- [Challenge]: Could you write out the records below exactly as they appear?
************
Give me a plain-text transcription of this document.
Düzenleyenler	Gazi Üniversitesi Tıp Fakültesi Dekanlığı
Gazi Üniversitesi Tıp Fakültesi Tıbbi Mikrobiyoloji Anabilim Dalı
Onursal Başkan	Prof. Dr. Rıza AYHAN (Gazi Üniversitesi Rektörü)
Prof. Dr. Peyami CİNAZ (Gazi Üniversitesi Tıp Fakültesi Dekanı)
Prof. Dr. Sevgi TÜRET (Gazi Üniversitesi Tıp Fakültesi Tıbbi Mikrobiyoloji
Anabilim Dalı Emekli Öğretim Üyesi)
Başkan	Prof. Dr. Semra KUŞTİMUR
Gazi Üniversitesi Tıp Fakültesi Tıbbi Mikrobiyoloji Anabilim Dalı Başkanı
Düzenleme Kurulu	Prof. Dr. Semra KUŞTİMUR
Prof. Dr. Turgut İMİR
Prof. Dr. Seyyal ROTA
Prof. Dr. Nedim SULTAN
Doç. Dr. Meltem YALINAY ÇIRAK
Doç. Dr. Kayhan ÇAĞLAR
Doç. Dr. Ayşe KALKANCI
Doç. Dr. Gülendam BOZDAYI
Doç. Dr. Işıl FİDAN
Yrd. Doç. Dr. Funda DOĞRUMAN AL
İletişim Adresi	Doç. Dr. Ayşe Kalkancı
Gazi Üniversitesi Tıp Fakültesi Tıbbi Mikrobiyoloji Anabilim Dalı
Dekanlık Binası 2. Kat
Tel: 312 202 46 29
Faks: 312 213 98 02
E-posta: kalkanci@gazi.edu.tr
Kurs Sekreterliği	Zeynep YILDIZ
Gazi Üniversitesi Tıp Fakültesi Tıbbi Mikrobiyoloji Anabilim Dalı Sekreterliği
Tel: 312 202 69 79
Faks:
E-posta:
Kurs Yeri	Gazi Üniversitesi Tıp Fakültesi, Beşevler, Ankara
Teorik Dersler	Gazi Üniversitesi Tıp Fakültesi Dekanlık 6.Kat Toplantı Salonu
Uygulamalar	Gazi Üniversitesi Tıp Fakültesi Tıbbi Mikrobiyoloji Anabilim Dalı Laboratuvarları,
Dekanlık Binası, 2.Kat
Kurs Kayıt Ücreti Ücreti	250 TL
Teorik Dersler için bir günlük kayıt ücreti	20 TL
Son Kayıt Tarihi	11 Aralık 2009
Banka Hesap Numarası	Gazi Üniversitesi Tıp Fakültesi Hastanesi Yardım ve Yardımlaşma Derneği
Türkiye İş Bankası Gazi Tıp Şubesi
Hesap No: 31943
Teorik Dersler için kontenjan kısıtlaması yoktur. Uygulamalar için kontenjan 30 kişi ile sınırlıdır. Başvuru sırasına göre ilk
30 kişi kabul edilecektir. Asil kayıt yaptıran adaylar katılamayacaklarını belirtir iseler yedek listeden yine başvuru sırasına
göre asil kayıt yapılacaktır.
************
- [Answer to the problem]:
Give me a plain-text transcription of this document.
Düzenleyenler	Gazi Üniversitesi Tıp Fakültesi Dekanlığı
Gazi Üniversitesi Tıp Fakültesi Tıbbi Mikrobiyoloji Anabilim Dalı
Onursal Başkan	Prof. Dr. Rıza AYHAN (Gazi Üniversitesi Rektörü)
Prof. Dr. Peyami CİNAZ (Gazi Üniversitesi Tıp Fakültesi Dekanı)
Prof. Dr. Sevgi TÜRET (Gazi Üniversitesi Tıp Fakültesi Tıbbi Mikrobiyoloji
Anabilim Dalı Emekli Öğretim Üyesi)
Başkan	Prof. Dr. Semra KUŞTİMUR
Gazi Üniversitesi Tıp Fakültesi Tıbbi Mikrobiyoloji Anabilim Dalı Başkanı
Düzenleme Kurulu	Prof. Dr. Semra KUŞTİMUR
Prof. Dr. Turgut İMİR
Prof. Dr. Seyyal ROTA
Prof. Dr. Nedim SULTAN
Doç. Dr. Meltem YALINAY ÇIRAK
Doç. Dr. Kayhan ÇAĞLAR
Doç. Dr. Ayşe KALKANCI
Doç. Dr. Gülendam BOZDAYI
Doç. Dr. Işıl FİDAN
Yrd. Doç. Dr. Funda DOĞRUMAN AL
İletişim Adresi	Doç. Dr. Ayşe Kalkancı
Gazi Üniversitesi Tıp Fakültesi Tıbbi Mikrobiyoloji Anabilim Dalı
Dekanlık Binası 2. Kat
Tel: 312 202 46 29
Faks: 312 213 98 02
E-posta: kalkanci@gazi.edu.tr
Kurs Sekreterliği	Zeynep YILDIZ
Gazi Üniversitesi Tıp Fakültesi Tıbbi Mikrobiyoloji Anabilim Dalı Sekreterliği
Tel: 312 202 69 79
Faks:
E-posta:
Kurs Yeri	Gazi Üniversitesi Tıp Fakültesi, Beşevler, Ankara
Teorik Dersler	Gazi Üniversitesi Tıp Fakültesi Dekanlık 6.Kat Toplantı Salonu
Uygulamalar	Gazi Üniversitesi Tıp Fakültesi Tıbbi Mikrobiyoloji Anabilim Dalı Laboratuvarları,
Dekanlık Binası, 2.Kat
Kurs Kayıt Ücreti Ücreti	250 TL
Teorik Dersler için bir günlük kayıt ücreti	20 TL
Son Kayıt Tarihi	11 Aralık 2009
Banka Hesap Numarası	Gazi Üniversitesi Tıp Fakültesi Hastanesi Yardım ve Yardımlaşma Derneği
Türkiye İş Bankası Gazi Tıp Şubesi
Hesap No: 31943
Teorik Dersler için kontenjan kısıtlaması yoktur. Uygulamalar için kontenjan 30 kişi ile sınırlıdır. Başvuru sırasına göre ilk
30 kişi kabul edilecektir. Asil kayıt yaptıran adaylar katılamayacaklarını belirtir iseler yedek listeden yine başvuru sırasına
göre asil kayıt yapılacaktır.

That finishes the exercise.